• DATASET EXCERPTS
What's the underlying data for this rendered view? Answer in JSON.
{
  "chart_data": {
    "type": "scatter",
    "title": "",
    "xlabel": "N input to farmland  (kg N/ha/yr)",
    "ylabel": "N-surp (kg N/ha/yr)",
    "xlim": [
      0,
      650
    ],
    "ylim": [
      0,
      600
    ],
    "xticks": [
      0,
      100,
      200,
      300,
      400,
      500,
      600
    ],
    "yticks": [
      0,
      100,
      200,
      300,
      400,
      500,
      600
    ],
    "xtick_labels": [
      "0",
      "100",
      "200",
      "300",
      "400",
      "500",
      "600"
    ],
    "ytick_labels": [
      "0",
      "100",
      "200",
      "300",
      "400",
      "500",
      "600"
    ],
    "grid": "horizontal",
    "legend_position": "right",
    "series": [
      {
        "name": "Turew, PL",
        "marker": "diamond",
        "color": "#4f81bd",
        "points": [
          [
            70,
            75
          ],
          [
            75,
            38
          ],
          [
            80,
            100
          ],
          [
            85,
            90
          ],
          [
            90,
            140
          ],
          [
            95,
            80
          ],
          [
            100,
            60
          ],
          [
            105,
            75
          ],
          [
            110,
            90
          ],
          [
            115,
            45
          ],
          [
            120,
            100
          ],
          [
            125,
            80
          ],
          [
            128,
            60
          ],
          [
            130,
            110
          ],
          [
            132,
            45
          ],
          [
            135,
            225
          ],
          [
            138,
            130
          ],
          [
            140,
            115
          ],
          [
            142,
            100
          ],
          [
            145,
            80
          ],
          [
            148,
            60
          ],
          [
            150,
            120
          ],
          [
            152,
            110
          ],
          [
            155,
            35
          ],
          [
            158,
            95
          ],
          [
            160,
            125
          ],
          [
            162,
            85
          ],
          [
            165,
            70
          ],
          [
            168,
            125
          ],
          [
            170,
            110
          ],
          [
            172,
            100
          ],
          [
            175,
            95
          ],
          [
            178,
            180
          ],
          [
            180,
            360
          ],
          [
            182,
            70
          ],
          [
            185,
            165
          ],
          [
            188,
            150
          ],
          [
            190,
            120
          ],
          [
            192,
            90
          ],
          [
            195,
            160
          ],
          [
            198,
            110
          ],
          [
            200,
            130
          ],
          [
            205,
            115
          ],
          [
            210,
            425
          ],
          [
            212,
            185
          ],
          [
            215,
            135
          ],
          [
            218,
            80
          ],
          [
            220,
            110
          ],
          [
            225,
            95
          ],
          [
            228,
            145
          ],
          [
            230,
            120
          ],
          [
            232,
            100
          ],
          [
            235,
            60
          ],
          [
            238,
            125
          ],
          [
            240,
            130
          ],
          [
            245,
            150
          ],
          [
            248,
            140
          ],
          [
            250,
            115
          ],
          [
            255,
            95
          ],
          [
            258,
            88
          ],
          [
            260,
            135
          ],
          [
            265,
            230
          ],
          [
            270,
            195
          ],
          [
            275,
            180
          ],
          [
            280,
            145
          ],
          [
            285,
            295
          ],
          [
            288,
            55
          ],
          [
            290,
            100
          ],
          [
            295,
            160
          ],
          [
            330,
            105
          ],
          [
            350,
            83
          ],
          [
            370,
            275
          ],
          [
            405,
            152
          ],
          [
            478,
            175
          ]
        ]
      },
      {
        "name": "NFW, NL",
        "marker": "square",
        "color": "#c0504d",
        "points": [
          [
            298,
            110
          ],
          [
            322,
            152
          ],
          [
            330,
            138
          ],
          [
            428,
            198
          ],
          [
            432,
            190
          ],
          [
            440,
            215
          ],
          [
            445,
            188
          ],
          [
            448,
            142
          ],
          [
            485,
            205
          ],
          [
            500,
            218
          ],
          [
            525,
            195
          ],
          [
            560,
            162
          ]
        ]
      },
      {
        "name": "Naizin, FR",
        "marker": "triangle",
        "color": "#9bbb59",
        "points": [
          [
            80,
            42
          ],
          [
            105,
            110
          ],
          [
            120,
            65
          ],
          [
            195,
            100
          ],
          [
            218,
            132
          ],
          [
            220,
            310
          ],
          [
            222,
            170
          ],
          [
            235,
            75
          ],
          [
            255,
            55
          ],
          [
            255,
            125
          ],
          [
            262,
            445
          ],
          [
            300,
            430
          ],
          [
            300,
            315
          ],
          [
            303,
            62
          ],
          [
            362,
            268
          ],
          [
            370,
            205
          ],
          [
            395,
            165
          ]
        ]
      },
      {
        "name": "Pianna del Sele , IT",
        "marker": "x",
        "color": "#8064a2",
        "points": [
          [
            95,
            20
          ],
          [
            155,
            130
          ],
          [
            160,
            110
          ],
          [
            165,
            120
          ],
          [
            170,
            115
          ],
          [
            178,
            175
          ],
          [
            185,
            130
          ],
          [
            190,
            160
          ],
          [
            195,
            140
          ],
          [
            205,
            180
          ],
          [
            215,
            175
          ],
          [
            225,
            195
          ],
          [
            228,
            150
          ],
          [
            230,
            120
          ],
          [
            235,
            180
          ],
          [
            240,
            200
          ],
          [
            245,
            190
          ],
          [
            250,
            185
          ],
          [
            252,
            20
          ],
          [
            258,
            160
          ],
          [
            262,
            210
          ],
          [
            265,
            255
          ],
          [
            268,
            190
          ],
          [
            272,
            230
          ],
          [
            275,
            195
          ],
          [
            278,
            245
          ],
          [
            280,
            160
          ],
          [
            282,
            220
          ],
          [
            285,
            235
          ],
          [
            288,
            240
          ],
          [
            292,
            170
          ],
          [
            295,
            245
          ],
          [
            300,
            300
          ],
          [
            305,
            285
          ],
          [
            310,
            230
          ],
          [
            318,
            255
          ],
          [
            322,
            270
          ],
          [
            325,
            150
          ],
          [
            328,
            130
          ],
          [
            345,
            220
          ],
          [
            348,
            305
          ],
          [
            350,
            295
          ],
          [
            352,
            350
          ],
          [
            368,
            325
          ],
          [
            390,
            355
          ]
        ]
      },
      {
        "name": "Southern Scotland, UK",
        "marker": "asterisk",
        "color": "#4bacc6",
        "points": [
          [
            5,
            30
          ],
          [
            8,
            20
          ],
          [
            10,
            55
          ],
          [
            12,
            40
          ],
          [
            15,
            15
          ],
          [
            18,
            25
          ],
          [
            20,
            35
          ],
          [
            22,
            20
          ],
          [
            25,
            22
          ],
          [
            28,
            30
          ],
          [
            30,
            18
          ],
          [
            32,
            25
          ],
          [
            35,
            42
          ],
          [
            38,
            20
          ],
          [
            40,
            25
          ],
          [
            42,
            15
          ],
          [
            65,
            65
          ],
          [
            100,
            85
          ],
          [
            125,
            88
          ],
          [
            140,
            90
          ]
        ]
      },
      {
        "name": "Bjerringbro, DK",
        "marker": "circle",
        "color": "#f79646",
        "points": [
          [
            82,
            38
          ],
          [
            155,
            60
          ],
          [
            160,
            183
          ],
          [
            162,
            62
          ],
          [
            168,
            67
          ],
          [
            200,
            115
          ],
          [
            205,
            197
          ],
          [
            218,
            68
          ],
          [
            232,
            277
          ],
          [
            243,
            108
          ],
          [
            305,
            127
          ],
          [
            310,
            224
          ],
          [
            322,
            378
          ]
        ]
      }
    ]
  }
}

• PROBLEM REQUIREMENTS
Copy each line of the data exactly, leaving nothing out.

• EXERCISE RESULT
What's the underlying data for this rendered view? Answer in JSON.
{
  "chart_data": {
    "type": "scatter",
    "title": "",
    "xlabel": "N input to farmland  (kg N/ha/yr)",
    "ylabel": "N-surp (kg N/ha/yr)",
    "xlim": [
      0,
      650
    ],
    "ylim": [
      0,
      600
    ],
    "xticks": [
      0,
      100,
      200,
      300,
      400,
      500,
      600
    ],
    "yticks": [
      0,
      100,
      200,
      300,
      400,
      500,
      600
    ],
    "xtick_labels": [
      "0",
      "100",
      "200",
      "300",
      "400",
      "500",
      "600"
    ],
    "ytick_labels": [
      "0",
      "100",
      "200",
      "300",
      "400",
      "500",
      "600"
    ],
    "grid": "horizontal",
    "legend_position": "right",
    "series": [
      {
        "name": "Turew, PL",
        "marker": "diamond",
        "color": "#4f81bd",
        "points": [
          [
            70,
            75
          ],
          [
            75,
            38
          ],
          [
            80,
            100
          ],
          [
            85,
            90
          ],
          [
            90,
            140
          ],
          [
            95,
            80
          ],
          [
            100,
            60
          ],
          [
            105,
            75
          ],
          [
            110,
            90
          ],
          [
            115,
            45
          ],
          [
            120,
            100
          ],
          [
            125,
            80
          ],
          [
            128,
            60
          ],
          [
            130,
            110
          ],
          [
            132,
            45
          ],
          [
            135,
            225
          ],
          [
            138,
            130
          ],
          [
            140,
            115
          ],
          [
            142,
            100
          ],
          [
            145,
            80
          ],
          [
            148,
            60
          ],
          [
            150,
            120
          ],
          [
            152,
            110
          ],
          [
            155,
            35
          ],
          [
            158,
            95
          ],
          [
            160,
            125
          ],
          [
            162,
            85
          ],
          [
            165,
            70
          ],
          [
            168,
            125
          ],
          [
            170,
            110
          ],
          [
            172,
            100
          ],
          [
            175,
            95
          ],
          [
            178,
            180
          ],
          [
            180,
            360
          ],
          [
            182,
            70
          ],
          [
            185,
            165
          ],
          [
            188,
            150
          ],
          [
            190,
            120
          ],
          [
            192,
            90
          ],
          [
            195,
            160
          ],
          [
            198,
            110
          ],
          [
            200,
            130
          ],
          [
            205,
            115
          ],
          [
            210,
            425
          ],
          [
            212,
            185
          ],
          [
            215,
            135
          ],
          [
            218,
            80
          ],
          [
            220,
            110
          ],
          [
            225,
            95
          ],
          [
            228,
            145
          ],
          [
            230,
            120
          ],
          [
            232,
            100
          ],
          [
            235,
            60
          ],
          [
            238,
            125
          ],
          [
            240,
            130
          ],
          [
            245,
            150
          ],
          [
            248,
            140
          ],
          [
            250,
            115
          ],
          [
            255,
            95
          ],
          [
            258,
            88
          ],
          [
            260,
            135
          ],
          [
            265,
            230
          ],
          [
            270,
            195
          ],
          [
            275,
            180
          ],
          [
            280,
            145
          ],
          [
            285,
            295
          ],
          [
            288,
            55
          ],
          [
            290,
            100
          ],
          [
            295,
            160
          ],
          [
            330,
            105
          ],
          [
            350,
            83
          ],
          [
            370,
            275
          ],
          [
            405,
            152
          ],
          [
            478,
            175
          ]
        ]
      },
      {
        "name": "NFW, NL",
        "marker": "square",
        "color": "#c0504d",
        "points": [
          [
            298,
            110
          ],
          [
            322,
            152
          ],
          [
            330,
            138
          ],
          [
            428,
            198
          ],
          [
            432,
            190
          ],
          [
            440,
            215
          ],
          [
            445,
            188
          ],
          [
            448,
            142
          ],
          [
            485,
            205
          ],
          [
            500,
            218
          ],
          [
            525,
            195
          ],
          [
            560,
            162
          ]
        ]
      },
      {
        "name": "Naizin, FR",
        "marker": "triangle",
        "color": "#9bbb59",
        "points": [
          [
            80,
            42
          ],
          [
            105,
            110
          ],
          [
            120,
            65
          ],
          [
            195,
            100
          ],
          [
            218,
            132
          ],
          [
            220,
            310
          ],
          [
            222,
            170
          ],
          [
            235,
            75
          ],
          [
            255,
            55
          ],
          [
            255,
            125
          ],
          [
            262,
            445
          ],
          [
            300,
            430
          ],
          [
            300,
            315
          ],
          [
            303,
            62
          ],
          [
            362,
            268
          ],
          [
            370,
            205
          ],
          [
            395,
            165
          ]
        ]
      },
      {
        "name": "Pianna del Sele , IT",
        "marker": "x",
        "color": "#8064a2",
        "points": [
          [
            95,
            20
          ],
          [
            155,
            130
          ],
          [
            160,
            110
          ],
          [
            165,
            120
          ],
          [
            170,
            115
          ],
          [
            178,
            175
          ],
          [
            185,
            130
          ],
          [
            190,
            160
          ],
          [
            195,
            140
          ],
          [
            205,
            180
          ],
          [
            215,
            175
          ],
          [
            225,
            195
          ],
          [
            228,
            150
          ],
          [
            230,
            120
          ],
          [
            235,
            180
          ],
          [
            240,
            200
          ],
          [
            245,
            190
          ],
          [
            250,
            185
          ],
          [
            252,
            20
          ],
          [
            258,
            160
          ],
          [
            262,
            210
          ],
          [
            265,
            255
          ],
          [
            268,
            190
          ],
          [
            272,
            230
          ],
          [
            275,
            195
          ],
          [
            278,
            245
          ],
          [
            280,
            160
          ],
          [
            282,
            220
          ],
          [
            285,
            235
          ],
          [
            288,
            240
          ],
          [
            292,
            170
          ],
          [
            295,
            245
          ],
          [
            300,
            300
          ],
          [
            305,
            285
          ],
          [
            310,
            230
          ],
          [
            318,
            255
          ],
          [
            322,
            270
          ],
          [
            325,
            150
          ],
          [
            328,
            130
          ],
          [
            345,
            220
          ],
          [
            348,
            305
          ],
          [
            350,
            295
          ],
          [
            352,
            350
          ],
          [
            368,
            325
          ],
          [
            390,
            355
          ]
        ]
      },
      {
        "name": "Southern Scotland, UK",
        "marker": "asterisk",
        "color": "#4bacc6",
        "points": [
          [
            5,
            30
          ],
          [
            8,
            20
          ],
          [
            10,
            55
          ],
          [
            12,
            40
          ],
          [
            15,
            15
          ],
          [
            18,
            25
          ],
          [
            20,
            35
          ],
          [
            22,
            20
          ],
          [
            25,
            22
          ],
          [
            28,
            30
          ],
          [
            30,
            18
          ],
          [
            32,
            25
          ],
          [
            35,
            42
          ],
          [
            38,
            20
          ],
          [
            40,
            25
          ],
          [
            42,
            15
          ],
          [
            65,
            65
          ],
          [
            100,
            85
          ],
          [
            125,
            88
          ],
          [
            140,
            90
          ]
        ]
      },
      {
        "name": "Bjerringbro, DK",
        "marker": "circle",
        "color": "#f79646",
        "points": [
          [
            82,
            38
          ],
          [
            155,
            60
          ],
          [
            160,
            183
          ],
          [
            162,
            62
          ],
          [
            168,
            67
          ],
          [
            200,
            115
          ],
          [
            205,
            197
          ],
          [
            218,
            68
          ],
          [
            232,
            277
          ],
          [
            243,
            108
          ],
          [
            305,
            127
          ],
          [
            310,
            224
          ],
          [
            322,
            378
          ]
        ]
      }
    ]
  }
}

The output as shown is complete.